* **Directions for this task**: Transcribe the material in full. Nothing should differ except that the pictures are left out.

* **Task inputs**:
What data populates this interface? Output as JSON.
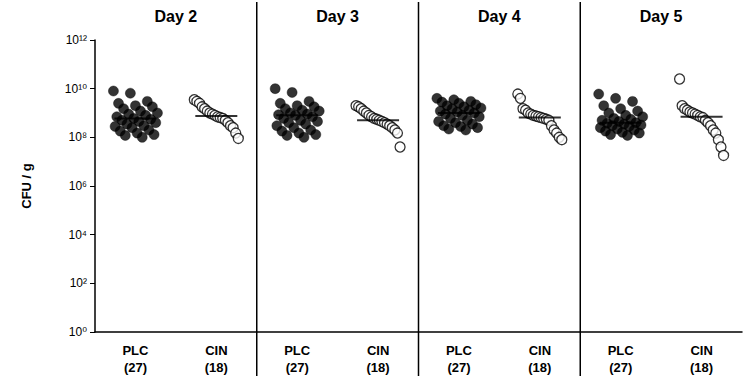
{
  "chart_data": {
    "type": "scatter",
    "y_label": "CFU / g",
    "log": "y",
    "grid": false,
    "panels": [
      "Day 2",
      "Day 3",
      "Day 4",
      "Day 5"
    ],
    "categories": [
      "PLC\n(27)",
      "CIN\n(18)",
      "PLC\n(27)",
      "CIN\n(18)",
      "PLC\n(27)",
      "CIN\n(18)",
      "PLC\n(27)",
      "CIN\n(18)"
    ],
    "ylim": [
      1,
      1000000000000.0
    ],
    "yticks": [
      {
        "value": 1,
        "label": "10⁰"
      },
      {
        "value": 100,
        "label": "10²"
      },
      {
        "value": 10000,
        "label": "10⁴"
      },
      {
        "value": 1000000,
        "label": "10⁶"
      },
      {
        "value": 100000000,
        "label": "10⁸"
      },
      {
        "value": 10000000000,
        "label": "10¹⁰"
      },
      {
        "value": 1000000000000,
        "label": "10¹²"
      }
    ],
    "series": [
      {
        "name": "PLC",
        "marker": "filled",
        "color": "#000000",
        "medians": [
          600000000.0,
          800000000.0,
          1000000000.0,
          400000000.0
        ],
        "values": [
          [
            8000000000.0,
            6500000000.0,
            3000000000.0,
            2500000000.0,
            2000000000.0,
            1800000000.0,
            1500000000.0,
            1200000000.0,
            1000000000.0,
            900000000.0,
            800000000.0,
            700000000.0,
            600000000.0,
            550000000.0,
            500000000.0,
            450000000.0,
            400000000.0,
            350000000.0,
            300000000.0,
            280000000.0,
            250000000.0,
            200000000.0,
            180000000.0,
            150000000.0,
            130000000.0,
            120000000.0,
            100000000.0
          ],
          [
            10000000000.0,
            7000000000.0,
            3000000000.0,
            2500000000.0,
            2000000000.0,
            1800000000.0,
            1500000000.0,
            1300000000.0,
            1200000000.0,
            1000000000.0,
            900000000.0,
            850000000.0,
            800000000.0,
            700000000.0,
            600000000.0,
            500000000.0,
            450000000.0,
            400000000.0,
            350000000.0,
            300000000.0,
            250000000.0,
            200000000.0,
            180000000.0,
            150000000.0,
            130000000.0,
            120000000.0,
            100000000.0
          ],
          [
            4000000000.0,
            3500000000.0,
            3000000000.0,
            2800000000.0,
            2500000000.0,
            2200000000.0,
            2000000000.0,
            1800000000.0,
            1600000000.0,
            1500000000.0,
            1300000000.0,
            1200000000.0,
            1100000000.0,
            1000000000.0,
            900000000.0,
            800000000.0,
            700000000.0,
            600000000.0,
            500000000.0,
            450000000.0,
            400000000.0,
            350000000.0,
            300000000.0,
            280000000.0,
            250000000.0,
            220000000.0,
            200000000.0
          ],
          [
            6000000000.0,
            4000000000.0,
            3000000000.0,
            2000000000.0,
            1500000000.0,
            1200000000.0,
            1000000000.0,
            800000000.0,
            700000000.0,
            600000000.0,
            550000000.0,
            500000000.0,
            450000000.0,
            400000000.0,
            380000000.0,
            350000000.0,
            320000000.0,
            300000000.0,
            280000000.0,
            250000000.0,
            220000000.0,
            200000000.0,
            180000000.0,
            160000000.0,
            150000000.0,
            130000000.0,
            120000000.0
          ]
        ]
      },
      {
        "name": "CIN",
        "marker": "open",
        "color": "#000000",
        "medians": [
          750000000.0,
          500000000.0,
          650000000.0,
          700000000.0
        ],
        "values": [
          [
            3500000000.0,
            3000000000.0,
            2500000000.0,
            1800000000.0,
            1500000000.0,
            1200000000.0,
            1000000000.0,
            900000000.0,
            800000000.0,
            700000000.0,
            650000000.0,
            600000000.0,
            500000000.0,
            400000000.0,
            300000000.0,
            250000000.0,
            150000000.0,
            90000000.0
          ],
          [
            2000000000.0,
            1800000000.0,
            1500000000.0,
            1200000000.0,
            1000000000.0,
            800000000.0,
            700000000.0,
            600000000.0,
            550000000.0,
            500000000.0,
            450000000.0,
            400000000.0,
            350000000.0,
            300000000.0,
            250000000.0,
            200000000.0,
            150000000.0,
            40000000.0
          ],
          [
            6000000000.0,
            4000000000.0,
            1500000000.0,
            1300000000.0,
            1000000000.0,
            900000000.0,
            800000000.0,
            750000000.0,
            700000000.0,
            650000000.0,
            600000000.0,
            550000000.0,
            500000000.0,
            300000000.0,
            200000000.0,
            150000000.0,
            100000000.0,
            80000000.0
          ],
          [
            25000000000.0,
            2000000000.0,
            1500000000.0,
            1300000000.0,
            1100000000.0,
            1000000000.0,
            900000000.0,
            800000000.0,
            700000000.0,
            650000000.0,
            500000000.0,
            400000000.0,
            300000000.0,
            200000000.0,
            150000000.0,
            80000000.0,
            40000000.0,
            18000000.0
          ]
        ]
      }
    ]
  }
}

* **Right answer**:
What data populates this interface? Output as JSON.
{
  "chart_data": {
    "type": "scatter",
    "y_label": "CFU / g",
    "log": "y",
    "grid": false,
    "panels": [
      "Day 2",
      "Day 3",
      "Day 4",
      "Day 5"
    ],
    "categories": [
      "PLC\n(27)",
      "CIN\n(18)",
      "PLC\n(27)",
      "CIN\n(18)",
      "PLC\n(27)",
      "CIN\n(18)",
      "PLC\n(27)",
      "CIN\n(18)"
    ],
    "ylim": [
      1,
      1000000000000.0
    ],
    "yticks": [
      {
        "value": 1,
        "label": "10⁰"
      },
      {
        "value": 100,
        "label": "10²"
      },
      {
        "value": 10000,
        "label": "10⁴"
      },
      {
        "value": 1000000,
        "label": "10⁶"
      },
      {
        "value": 100000000,
        "label": "10⁸"
      },
      {
        "value": 10000000000,
        "label": "10¹⁰"
      },
      {
        "value": 1000000000000,
        "label": "10¹²"
      }
    ],
    "series": [
      {
        "name": "PLC",
        "marker": "filled",
        "color": "#000000",
        "medians": [
          600000000.0,
          800000000.0,
          1000000000.0,
          400000000.0
        ],
        "values": [
          [
            8000000000.0,
            6500000000.0,
            3000000000.0,
            2500000000.0,
            2000000000.0,
            1800000000.0,
            1500000000.0,
            1200000000.0,
            1000000000.0,
            900000000.0,
            800000000.0,
            700000000.0,
            600000000.0,
            550000000.0,
            500000000.0,
            450000000.0,
            400000000.0,
            350000000.0,
            300000000.0,
            280000000.0,
            250000000.0,
            200000000.0,
            180000000.0,
            150000000.0,
            130000000.0,
            120000000.0,
            100000000.0
          ],
          [
            10000000000.0,
            7000000000.0,
            3000000000.0,
            2500000000.0,
            2000000000.0,
            1800000000.0,
            1500000000.0,
            1300000000.0,
            1200000000.0,
            1000000000.0,
            900000000.0,
            850000000.0,
            800000000.0,
            700000000.0,
            600000000.0,
            500000000.0,
            450000000.0,
            400000000.0,
            350000000.0,
            300000000.0,
            250000000.0,
            200000000.0,
            180000000.0,
            150000000.0,
            130000000.0,
            120000000.0,
            100000000.0
          ],
          [
            4000000000.0,
            3500000000.0,
            3000000000.0,
            2800000000.0,
            2500000000.0,
            2200000000.0,
            2000000000.0,
            1800000000.0,
            1600000000.0,
            1500000000.0,
            1300000000.0,
            1200000000.0,
            1100000000.0,
            1000000000.0,
            900000000.0,
            800000000.0,
            700000000.0,
            600000000.0,
            500000000.0,
            450000000.0,
            400000000.0,
            350000000.0,
            300000000.0,
            280000000.0,
            250000000.0,
            220000000.0,
            200000000.0
          ],
          [
            6000000000.0,
            4000000000.0,
            3000000000.0,
            2000000000.0,
            1500000000.0,
            1200000000.0,
            1000000000.0,
            800000000.0,
            700000000.0,
            600000000.0,
            550000000.0,
            500000000.0,
            450000000.0,
            400000000.0,
            380000000.0,
            350000000.0,
            320000000.0,
            300000000.0,
            280000000.0,
            250000000.0,
            220000000.0,
            200000000.0,
            180000000.0,
            160000000.0,
            150000000.0,
            130000000.0,
            120000000.0
          ]
        ]
      },
      {
        "name": "CIN",
        "marker": "open",
        "color": "#000000",
        "medians": [
          750000000.0,
          500000000.0,
          650000000.0,
          700000000.0
        ],
        "values": [
          [
            3500000000.0,
            3000000000.0,
            2500000000.0,
            1800000000.0,
            1500000000.0,
            1200000000.0,
            1000000000.0,
            900000000.0,
            800000000.0,
            700000000.0,
            650000000.0,
            600000000.0,
            500000000.0,
            400000000.0,
            300000000.0,
            250000000.0,
            150000000.0,
            90000000.0
          ],
          [
            2000000000.0,
            1800000000.0,
            1500000000.0,
            1200000000.0,
            1000000000.0,
            800000000.0,
            700000000.0,
            600000000.0,
            550000000.0,
            500000000.0,
            450000000.0,
            400000000.0,
            350000000.0,
            300000000.0,
            250000000.0,
            200000000.0,
            150000000.0,
            40000000.0
          ],
          [
            6000000000.0,
            4000000000.0,
            1500000000.0,
            1300000000.0,
            1000000000.0,
            900000000.0,
            800000000.0,
            750000000.0,
            700000000.0,
            650000000.0,
            600000000.0,
            550000000.0,
            500000000.0,
            300000000.0,
            200000000.0,
            150000000.0,
            100000000.0,
            80000000.0
          ],
          [
            25000000000.0,
            2000000000.0,
            1500000000.0,
            1300000000.0,
            1100000000.0,
            1000000000.0,
            900000000.0,
            800000000.0,
            700000000.0,
            650000000.0,
            500000000.0,
            400000000.0,
            300000000.0,
            200000000.0,
            150000000.0,
            80000000.0,
            40000000.0,
            18000000.0
          ]
        ]
      }
    ]
  }
}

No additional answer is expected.